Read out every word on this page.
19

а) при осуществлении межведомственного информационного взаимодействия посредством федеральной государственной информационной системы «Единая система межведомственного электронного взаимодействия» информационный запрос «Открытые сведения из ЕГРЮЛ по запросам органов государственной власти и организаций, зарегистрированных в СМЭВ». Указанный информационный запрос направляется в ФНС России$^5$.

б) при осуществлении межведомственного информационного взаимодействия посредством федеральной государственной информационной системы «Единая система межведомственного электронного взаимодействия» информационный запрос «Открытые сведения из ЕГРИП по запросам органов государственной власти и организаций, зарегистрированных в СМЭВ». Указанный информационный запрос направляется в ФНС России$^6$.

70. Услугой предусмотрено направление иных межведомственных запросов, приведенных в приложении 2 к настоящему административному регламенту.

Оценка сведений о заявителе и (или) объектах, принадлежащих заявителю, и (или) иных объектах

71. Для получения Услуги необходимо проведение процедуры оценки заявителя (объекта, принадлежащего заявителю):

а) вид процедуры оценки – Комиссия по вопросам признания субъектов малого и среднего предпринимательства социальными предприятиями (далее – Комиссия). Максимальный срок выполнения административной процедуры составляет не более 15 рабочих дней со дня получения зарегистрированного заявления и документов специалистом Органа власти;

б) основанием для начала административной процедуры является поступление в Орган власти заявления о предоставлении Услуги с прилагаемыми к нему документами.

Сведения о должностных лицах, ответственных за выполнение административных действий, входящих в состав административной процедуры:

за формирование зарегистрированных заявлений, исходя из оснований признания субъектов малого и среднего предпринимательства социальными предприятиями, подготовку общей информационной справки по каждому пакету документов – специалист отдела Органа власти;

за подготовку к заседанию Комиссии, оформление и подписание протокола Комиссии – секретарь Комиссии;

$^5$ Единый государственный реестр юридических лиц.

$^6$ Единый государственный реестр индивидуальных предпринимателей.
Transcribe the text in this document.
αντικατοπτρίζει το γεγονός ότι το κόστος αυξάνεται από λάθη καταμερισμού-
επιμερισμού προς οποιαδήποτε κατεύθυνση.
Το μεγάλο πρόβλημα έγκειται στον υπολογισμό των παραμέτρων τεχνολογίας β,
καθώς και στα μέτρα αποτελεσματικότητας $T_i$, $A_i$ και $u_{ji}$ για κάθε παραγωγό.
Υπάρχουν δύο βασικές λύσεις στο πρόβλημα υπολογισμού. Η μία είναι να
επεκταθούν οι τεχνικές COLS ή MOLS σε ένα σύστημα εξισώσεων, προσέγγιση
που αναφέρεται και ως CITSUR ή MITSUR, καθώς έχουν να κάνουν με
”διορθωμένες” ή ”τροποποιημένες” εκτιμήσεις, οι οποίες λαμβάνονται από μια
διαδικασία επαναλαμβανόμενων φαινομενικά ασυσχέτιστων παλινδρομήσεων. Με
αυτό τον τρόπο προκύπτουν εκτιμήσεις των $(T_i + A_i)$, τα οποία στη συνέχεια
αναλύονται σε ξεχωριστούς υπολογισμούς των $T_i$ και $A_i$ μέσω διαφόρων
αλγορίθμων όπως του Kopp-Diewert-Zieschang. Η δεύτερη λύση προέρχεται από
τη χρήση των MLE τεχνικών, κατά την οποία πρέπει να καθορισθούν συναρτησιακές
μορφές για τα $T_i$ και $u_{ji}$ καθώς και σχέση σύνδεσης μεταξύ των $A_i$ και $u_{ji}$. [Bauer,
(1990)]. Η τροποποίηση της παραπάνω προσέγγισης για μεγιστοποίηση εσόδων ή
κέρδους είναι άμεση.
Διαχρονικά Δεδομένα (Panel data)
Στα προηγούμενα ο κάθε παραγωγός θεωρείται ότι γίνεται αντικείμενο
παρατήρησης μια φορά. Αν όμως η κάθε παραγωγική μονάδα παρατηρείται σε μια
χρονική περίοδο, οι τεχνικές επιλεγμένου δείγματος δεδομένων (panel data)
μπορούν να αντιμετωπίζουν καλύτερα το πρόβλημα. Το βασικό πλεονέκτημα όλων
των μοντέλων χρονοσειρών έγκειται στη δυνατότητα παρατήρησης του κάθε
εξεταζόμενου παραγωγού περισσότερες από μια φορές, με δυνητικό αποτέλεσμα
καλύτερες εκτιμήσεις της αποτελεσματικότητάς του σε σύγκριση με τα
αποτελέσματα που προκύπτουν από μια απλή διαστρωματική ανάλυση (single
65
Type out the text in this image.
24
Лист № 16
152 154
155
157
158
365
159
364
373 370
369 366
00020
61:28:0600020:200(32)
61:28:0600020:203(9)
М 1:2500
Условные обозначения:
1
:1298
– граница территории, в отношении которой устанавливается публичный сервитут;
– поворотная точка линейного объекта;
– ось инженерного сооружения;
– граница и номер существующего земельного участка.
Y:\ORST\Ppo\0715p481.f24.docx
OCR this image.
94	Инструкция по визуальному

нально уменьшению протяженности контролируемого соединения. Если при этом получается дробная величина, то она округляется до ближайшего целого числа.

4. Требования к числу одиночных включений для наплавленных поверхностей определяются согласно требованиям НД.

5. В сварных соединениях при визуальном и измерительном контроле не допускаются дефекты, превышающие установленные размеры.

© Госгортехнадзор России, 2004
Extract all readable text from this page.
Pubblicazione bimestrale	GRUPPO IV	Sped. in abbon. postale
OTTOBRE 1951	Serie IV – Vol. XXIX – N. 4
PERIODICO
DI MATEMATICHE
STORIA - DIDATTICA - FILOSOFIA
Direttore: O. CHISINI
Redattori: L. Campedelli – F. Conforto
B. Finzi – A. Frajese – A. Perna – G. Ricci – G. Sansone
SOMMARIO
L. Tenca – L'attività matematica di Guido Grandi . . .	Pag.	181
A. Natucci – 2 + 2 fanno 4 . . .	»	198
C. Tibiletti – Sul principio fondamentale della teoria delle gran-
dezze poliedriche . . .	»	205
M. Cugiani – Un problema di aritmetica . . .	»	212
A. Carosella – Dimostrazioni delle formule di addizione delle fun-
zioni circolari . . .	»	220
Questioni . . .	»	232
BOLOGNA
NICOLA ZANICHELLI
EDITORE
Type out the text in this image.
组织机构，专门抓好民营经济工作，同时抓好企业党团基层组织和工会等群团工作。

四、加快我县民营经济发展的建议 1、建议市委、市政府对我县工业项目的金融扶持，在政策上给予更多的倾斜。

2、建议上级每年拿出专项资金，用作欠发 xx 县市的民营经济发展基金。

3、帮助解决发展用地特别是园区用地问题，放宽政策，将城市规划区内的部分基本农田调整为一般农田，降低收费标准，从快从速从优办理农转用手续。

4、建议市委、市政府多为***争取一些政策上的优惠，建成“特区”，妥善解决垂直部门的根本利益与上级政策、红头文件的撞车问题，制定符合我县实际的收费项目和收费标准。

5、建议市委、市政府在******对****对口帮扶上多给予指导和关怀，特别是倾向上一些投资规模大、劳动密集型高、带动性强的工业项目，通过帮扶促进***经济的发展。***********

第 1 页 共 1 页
********
Extract the complete listing verbatim.

* **RESULT BELOW**
Read out every word on this page.
19

а) при осуществлении межведомственного информационного взаимодействия посредством федеральной государственной информационной системы «Единая система межведомственного электронного взаимодействия» информационный запрос «Открытые сведения из ЕГРЮЛ по запросам органов государственной власти и организаций, зарегистрированных в СМЭВ». Указанный информационный запрос направляется в ФНС России$^5$.

б) при осуществлении межведомственного информационного взаимодействия посредством федеральной государственной информационной системы «Единая система межведомственного электронного взаимодействия» информационный запрос «Открытые сведения из ЕГРИП по запросам органов государственной власти и организаций, зарегистрированных в СМЭВ». Указанный информационный запрос направляется в ФНС России$^6$.

70. Услугой предусмотрено направление иных межведомственных запросов, приведенных в приложении 2 к настоящему административному регламенту.

Оценка сведений о заявителе и (или) объектах, принадлежащих заявителю, и (или) иных объектах

71. Для получения Услуги необходимо проведение процедуры оценки заявителя (объекта, принадлежащего заявителю):

а) вид процедуры оценки – Комиссия по вопросам признания субъектов малого и среднего предпринимательства социальными предприятиями (далее – Комиссия). Максимальный срок выполнения административной процедуры составляет не более 15 рабочих дней со дня получения зарегистрированного заявления и документов специалистом Органа власти;

б) основанием для начала административной процедуры является поступление в Орган власти заявления о предоставлении Услуги с прилагаемыми к нему документами.

Сведения о должностных лицах, ответственных за выполнение административных действий, входящих в состав административной процедуры:

за формирование зарегистрированных заявлений, исходя из оснований признания субъектов малого и среднего предпринимательства социальными предприятиями, подготовку общей информационной справки по каждому пакету документов – специалист отдела Органа власти;

за подготовку к заседанию Комиссии, оформление и подписание протокола Комиссии – секретарь Комиссии;

$^5$ Единый государственный реестр юридических лиц.

$^6$ Единый государственный реестр индивидуальных предпринимателей.
Transcribe the text in this document.
αντικατοπτρίζει το γεγονός ότι το κόστος αυξάνεται από λάθη καταμερισμού-
επιμερισμού προς οποιαδήποτε κατεύθυνση.
Το μεγάλο πρόβλημα έγκειται στον υπολογισμό των παραμέτρων τεχνολογίας β,
καθώς και στα μέτρα αποτελεσματικότητας $T_i$, $A_i$ και $u_{ji}$ για κάθε παραγωγό.
Υπάρχουν δύο βασικές λύσεις στο πρόβλημα υπολογισμού. Η μία είναι να
επεκταθούν οι τεχνικές COLS ή MOLS σε ένα σύστημα εξισώσεων, προσέγγιση
που αναφέρεται και ως CITSUR ή MITSUR, καθώς έχουν να κάνουν με
”διορθωμένες” ή ”τροποποιημένες” εκτιμήσεις, οι οποίες λαμβάνονται από μια
διαδικασία επαναλαμβανόμενων φαινομενικά ασυσχέτιστων παλινδρομήσεων. Με
αυτό τον τρόπο προκύπτουν εκτιμήσεις των $(T_i + A_i)$, τα οποία στη συνέχεια
αναλύονται σε ξεχωριστούς υπολογισμούς των $T_i$ και $A_i$ μέσω διαφόρων
αλγορίθμων όπως του Kopp-Diewert-Zieschang. Η δεύτερη λύση προέρχεται από
τη χρήση των MLE τεχνικών, κατά την οποία πρέπει να καθορισθούν συναρτησιακές
μορφές για τα $T_i$ και $u_{ji}$ καθώς και σχέση σύνδεσης μεταξύ των $A_i$ και $u_{ji}$. [Bauer,
(1990)]. Η τροποποίηση της παραπάνω προσέγγισης για μεγιστοποίηση εσόδων ή
κέρδους είναι άμεση.
Διαχρονικά Δεδομένα (Panel data)
Στα προηγούμενα ο κάθε παραγωγός θεωρείται ότι γίνεται αντικείμενο
παρατήρησης μια φορά. Αν όμως η κάθε παραγωγική μονάδα παρατηρείται σε μια
χρονική περίοδο, οι τεχνικές επιλεγμένου δείγματος δεδομένων (panel data)
μπορούν να αντιμετωπίζουν καλύτερα το πρόβλημα. Το βασικό πλεονέκτημα όλων
των μοντέλων χρονοσειρών έγκειται στη δυνατότητα παρατήρησης του κάθε
εξεταζόμενου παραγωγού περισσότερες από μια φορές, με δυνητικό αποτέλεσμα
καλύτερες εκτιμήσεις της αποτελεσματικότητάς του σε σύγκριση με τα
αποτελέσματα που προκύπτουν από μια απλή διαστρωματική ανάλυση (single
65
Type out the text in this image.
24
Лист № 16
152 154
155
157
158
365
159
364
373 370
369 366
00020
61:28:0600020:200(32)
61:28:0600020:203(9)
М 1:2500
Условные обозначения:
1
:1298
– граница территории, в отношении которой устанавливается публичный сервитут;
– поворотная точка линейного объекта;
– ось инженерного сооружения;
– граница и номер существующего земельного участка.
Y:\ORST\Ppo\0715p481.f24.docx
OCR this image.
94	Инструкция по визуальному

нально уменьшению протяженности контролируемого соединения. Если при этом получается дробная величина, то она округляется до ближайшего целого числа.

4. Требования к числу одиночных включений для наплавленных поверхностей определяются согласно требованиям НД.

5. В сварных соединениях при визуальном и измерительном контроле не допускаются дефекты, превышающие установленные размеры.

© Госгортехнадзор России, 2004
Extract all readable text from this page.
Pubblicazione bimestrale	GRUPPO IV	Sped. in abbon. postale
OTTOBRE 1951	Serie IV – Vol. XXIX – N. 4
PERIODICO
DI MATEMATICHE
STORIA - DIDATTICA - FILOSOFIA
Direttore: O. CHISINI
Redattori: L. Campedelli – F. Conforto
B. Finzi – A. Frajese – A. Perna – G. Ricci – G. Sansone
SOMMARIO
L. Tenca – L'attività matematica di Guido Grandi . . .	Pag.	181
A. Natucci – 2 + 2 fanno 4 . . .	»	198
C. Tibiletti – Sul principio fondamentale della teoria delle gran-
dezze poliedriche . . .	»	205
M. Cugiani – Un problema di aritmetica . . .	»	212
A. Carosella – Dimostrazioni delle formule di addizione delle fun-
zioni circolari . . .	»	220
Questioni . . .	»	232
BOLOGNA
NICOLA ZANICHELLI
EDITORE
Type out the text in this image.
组织机构，专门抓好民营经济工作，同时抓好企业党团基层组织和工会等群团工作。

四、加快我县民营经济发展的建议 1、建议市委、市政府对我县工业项目的金融扶持，在政策上给予更多的倾斜。

2、建议上级每年拿出专项资金，用作欠发 xx 县市的民营经济发展基金。

3、帮助解决发展用地特别是园区用地问题，放宽政策，将城市规划区内的部分基本农田调整为一般农田，降低收费标准，从快从速从优办理农转用手续。

4、建议市委、市政府多为***争取一些政策上的优惠，建成“特区”，妥善解决垂直部门的根本利益与上级政策、红头文件的撞车问题，制定符合我县实际的收费项目和收费标准。

5、建议市委、市政府在******对****对口帮扶上多给予指导和关怀，特别是倾向上一些投资规模大、劳动密集型高、带动性强的工业项目，通过帮扶促进***经济的发展。***********

第 1 页 共 1 页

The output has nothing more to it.